WRITTEN EXERCISE> Track down every line below that holds "temperature" and copy it.

DATA ROWS>
========
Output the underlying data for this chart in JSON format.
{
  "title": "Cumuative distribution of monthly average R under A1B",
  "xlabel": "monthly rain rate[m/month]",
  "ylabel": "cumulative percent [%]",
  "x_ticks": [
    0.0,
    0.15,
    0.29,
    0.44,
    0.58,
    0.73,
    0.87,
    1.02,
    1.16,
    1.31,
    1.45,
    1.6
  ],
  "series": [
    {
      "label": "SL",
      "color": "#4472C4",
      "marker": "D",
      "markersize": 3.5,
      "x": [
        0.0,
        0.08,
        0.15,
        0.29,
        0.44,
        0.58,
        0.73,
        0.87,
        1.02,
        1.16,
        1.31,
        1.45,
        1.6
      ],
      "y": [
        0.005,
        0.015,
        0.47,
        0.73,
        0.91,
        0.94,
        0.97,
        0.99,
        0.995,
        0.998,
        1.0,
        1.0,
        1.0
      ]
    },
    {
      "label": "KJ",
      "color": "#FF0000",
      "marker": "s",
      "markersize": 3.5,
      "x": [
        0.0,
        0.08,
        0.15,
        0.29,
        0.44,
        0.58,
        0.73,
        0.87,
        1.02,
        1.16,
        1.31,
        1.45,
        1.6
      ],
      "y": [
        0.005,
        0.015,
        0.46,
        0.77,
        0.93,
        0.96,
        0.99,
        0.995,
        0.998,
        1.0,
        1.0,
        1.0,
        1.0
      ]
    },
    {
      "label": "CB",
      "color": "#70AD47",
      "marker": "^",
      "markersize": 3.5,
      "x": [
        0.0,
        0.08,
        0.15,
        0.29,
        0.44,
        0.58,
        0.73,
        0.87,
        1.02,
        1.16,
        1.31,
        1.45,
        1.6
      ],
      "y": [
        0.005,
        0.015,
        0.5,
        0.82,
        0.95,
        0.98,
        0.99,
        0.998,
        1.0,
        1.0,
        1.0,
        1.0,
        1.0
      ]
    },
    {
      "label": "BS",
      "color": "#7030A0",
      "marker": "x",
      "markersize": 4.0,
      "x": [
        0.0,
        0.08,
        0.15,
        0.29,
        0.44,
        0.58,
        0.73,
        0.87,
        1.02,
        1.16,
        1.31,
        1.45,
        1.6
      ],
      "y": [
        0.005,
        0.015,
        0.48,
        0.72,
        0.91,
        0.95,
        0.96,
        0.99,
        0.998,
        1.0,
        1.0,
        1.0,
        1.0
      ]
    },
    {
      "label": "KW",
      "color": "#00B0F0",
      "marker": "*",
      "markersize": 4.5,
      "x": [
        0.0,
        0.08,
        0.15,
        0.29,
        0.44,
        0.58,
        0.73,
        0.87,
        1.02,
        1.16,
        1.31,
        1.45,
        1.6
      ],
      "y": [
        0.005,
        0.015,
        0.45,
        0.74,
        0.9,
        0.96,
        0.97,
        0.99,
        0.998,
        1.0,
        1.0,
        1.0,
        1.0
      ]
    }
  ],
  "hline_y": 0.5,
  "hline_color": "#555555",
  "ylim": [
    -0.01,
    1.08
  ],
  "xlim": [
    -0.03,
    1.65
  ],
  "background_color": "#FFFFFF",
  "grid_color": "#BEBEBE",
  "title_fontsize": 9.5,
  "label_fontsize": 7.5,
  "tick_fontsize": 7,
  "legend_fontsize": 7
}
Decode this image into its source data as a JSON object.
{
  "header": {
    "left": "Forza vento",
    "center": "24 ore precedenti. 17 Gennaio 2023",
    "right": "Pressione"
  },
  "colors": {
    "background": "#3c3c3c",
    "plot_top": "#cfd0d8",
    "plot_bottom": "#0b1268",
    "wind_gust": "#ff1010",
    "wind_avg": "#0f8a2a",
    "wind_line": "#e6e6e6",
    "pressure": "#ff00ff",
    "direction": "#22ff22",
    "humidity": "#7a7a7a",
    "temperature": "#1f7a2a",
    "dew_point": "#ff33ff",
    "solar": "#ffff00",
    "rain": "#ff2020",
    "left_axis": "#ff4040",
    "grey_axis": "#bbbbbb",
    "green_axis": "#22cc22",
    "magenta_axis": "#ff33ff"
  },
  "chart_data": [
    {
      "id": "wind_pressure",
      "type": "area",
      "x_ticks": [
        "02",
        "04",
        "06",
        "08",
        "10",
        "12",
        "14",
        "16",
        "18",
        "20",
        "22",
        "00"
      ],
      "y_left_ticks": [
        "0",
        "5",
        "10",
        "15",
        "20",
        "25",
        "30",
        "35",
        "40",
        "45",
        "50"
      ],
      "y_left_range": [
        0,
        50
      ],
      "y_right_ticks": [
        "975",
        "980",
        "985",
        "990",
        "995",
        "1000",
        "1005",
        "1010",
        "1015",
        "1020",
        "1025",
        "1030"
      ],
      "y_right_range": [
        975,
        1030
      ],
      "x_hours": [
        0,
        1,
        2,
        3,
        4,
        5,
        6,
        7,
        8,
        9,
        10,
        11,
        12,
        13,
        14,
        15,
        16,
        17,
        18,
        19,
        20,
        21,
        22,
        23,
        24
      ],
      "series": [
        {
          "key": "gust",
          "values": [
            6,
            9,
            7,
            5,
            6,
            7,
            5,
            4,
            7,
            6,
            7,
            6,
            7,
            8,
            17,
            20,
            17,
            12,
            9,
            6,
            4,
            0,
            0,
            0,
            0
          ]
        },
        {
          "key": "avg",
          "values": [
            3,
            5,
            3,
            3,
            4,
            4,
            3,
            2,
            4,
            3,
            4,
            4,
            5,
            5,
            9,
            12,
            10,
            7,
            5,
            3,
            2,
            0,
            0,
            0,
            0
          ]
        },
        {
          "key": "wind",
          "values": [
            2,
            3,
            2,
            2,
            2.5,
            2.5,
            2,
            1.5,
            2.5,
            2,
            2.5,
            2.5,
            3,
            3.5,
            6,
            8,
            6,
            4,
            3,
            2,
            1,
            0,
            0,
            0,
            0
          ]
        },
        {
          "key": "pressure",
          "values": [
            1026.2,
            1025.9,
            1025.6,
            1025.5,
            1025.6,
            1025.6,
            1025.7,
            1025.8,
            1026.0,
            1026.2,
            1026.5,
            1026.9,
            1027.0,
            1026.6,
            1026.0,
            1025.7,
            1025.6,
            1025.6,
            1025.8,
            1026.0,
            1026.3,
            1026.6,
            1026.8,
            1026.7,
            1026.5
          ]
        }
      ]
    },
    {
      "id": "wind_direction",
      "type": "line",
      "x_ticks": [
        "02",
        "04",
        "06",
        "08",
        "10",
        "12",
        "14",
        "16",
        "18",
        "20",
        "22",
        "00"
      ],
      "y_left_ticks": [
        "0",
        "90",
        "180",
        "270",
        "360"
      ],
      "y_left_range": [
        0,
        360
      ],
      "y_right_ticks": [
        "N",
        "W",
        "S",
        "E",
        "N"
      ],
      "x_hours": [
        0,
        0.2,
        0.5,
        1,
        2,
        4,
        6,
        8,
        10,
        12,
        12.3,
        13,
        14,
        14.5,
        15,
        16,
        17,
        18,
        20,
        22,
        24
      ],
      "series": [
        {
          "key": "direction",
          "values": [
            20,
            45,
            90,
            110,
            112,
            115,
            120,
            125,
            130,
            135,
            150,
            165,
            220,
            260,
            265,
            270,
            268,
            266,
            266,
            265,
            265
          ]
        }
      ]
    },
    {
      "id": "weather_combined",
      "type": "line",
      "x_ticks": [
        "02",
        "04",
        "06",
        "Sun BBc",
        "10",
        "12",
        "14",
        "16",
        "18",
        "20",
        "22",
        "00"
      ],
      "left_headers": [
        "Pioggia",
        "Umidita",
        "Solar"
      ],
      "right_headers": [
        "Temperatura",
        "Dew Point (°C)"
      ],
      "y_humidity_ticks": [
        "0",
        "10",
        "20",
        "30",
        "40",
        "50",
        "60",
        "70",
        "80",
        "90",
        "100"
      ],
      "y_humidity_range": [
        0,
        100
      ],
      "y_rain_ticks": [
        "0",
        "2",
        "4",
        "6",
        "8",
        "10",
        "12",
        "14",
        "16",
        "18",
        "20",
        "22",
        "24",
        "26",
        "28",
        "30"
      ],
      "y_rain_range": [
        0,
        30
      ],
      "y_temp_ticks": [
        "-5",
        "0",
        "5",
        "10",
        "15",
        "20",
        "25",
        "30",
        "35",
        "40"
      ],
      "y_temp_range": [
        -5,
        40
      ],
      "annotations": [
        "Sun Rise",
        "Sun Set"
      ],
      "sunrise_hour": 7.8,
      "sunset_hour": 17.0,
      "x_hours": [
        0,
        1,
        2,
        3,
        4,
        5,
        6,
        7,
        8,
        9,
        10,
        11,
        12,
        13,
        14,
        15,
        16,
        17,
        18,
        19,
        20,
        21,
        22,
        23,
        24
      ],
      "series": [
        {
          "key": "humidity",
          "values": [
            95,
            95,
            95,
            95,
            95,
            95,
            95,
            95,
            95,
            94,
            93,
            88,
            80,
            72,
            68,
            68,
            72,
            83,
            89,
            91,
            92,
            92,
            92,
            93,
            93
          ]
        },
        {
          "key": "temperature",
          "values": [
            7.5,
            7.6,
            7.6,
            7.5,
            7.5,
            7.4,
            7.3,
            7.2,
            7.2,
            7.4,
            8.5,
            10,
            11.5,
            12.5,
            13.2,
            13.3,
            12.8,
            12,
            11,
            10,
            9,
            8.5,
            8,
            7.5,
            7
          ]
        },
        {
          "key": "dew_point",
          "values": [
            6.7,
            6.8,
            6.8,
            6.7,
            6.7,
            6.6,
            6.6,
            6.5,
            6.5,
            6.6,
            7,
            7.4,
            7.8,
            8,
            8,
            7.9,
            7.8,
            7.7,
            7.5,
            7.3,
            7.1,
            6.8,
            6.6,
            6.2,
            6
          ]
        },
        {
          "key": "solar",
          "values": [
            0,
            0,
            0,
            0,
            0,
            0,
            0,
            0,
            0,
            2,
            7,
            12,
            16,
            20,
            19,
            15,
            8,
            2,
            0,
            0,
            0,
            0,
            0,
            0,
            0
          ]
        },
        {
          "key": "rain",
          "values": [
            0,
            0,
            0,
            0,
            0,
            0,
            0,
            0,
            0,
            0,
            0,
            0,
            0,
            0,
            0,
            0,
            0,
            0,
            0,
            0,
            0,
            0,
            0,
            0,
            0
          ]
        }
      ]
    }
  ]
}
========
FINAL RESULT>
    "temperature": "#1f7a2a",
          "key": "temperature",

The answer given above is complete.